**Text excerpt**
-------

He reportedly said, (at the time the Ukraine war was raging) that: “global security and economy needs partners and who is better in this than the Russian Federation.”
In 2015, President Nursultan Nazarbayev, (who had ruled the country since the fall of the Soviet Union) was re-elected gathering 98% of the vote.
Mifsud, acting as an observer reported that it had “actively corresponded to all norms.”
In contrast, the Organization for Security and Cooperation in Europe described Kazakhstan’s election as having “limited voter choice,” “stifled public debate” due to a “restricted media environment,” and “serious procedural deficiencies and irregularities.” (QZ.com)
Professor Mifsud and His Recruiting Visit to Washington DC in 2014
Speaking at the American University, Mifsud expounded on the London Academy for Diplomacy (LAD) and encouraged students to join it.
Early into his address, Mifsud asked the audience whether they had heard of the “Valdai Group” (a Russian discussion forum). No one had.
Mifsud then praised the increasing role of social media in diplomatic messaging. Mifsud described a recent meeting “with 45 ambassadors in London,” suggesting he was an effective mover on the diplomatic circuit.
Another interesting comment came when Mifsud described discussing the then-upcoming Brexit vote with a Member of Parliament (MP). The MP, Mifsud said, was from an ethnic minority but strongly opposed to immigration.
A telling part of Mifsud’s speech came at the end, when he asked if there were any students “interested in diplomacy.”
For those that were, Mifsud said, “we have some funds for scholarships as well, so people who are interested… you can send me an email, I’d be very, very happy to do that… Or else if people are passing through London who would like to come spend some time with us…”

-------

**Supplied data**
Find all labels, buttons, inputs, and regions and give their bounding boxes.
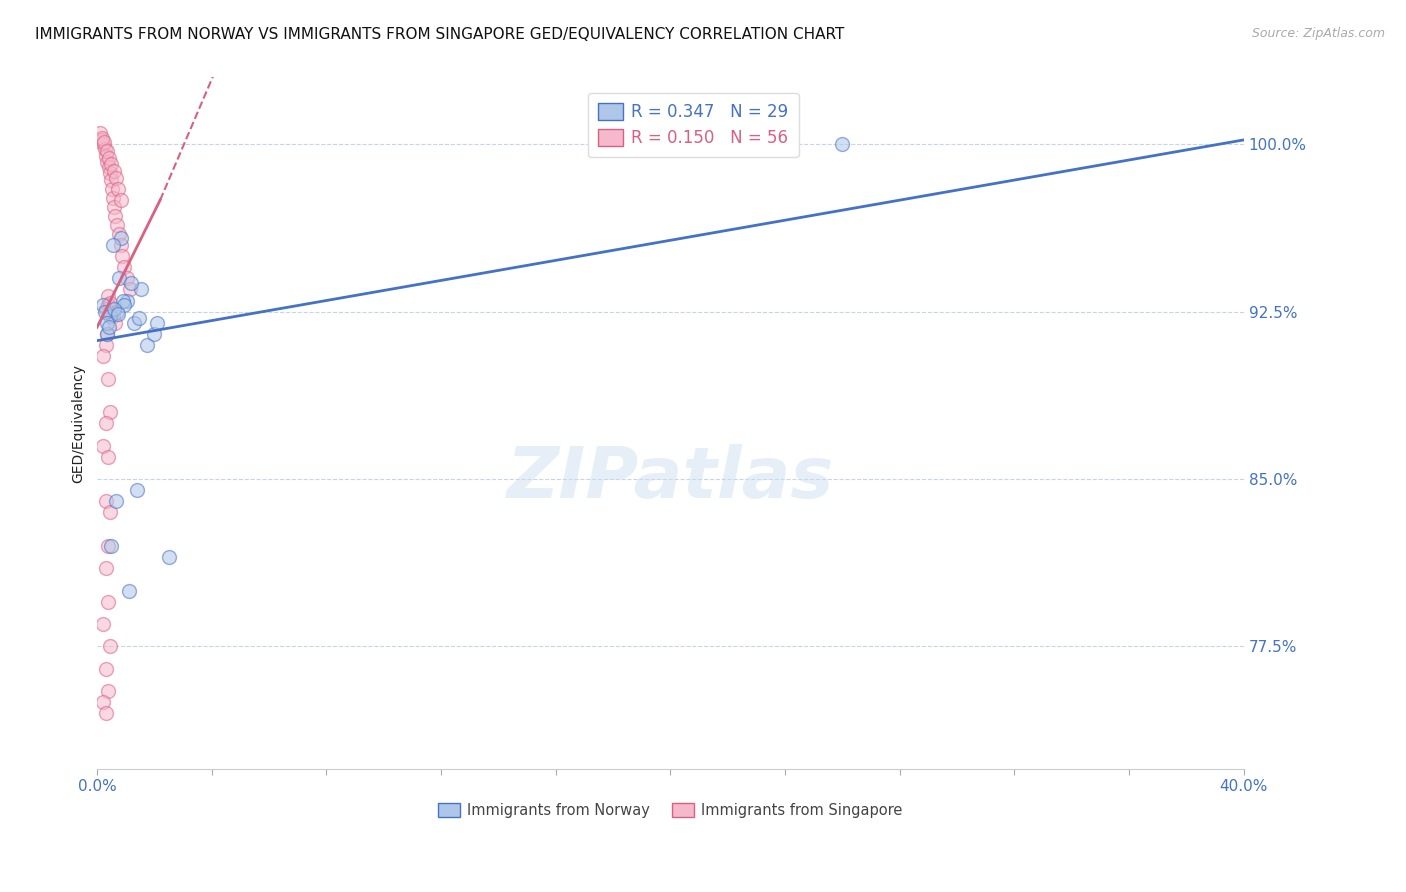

-------

**Requirements**
According to the Mifsud excerpt, what share of the vote did Nursultan Nazarbayev receive when he was re-elected in 2015? The listing isn't needed for this.

**Task result**
98% of the vote.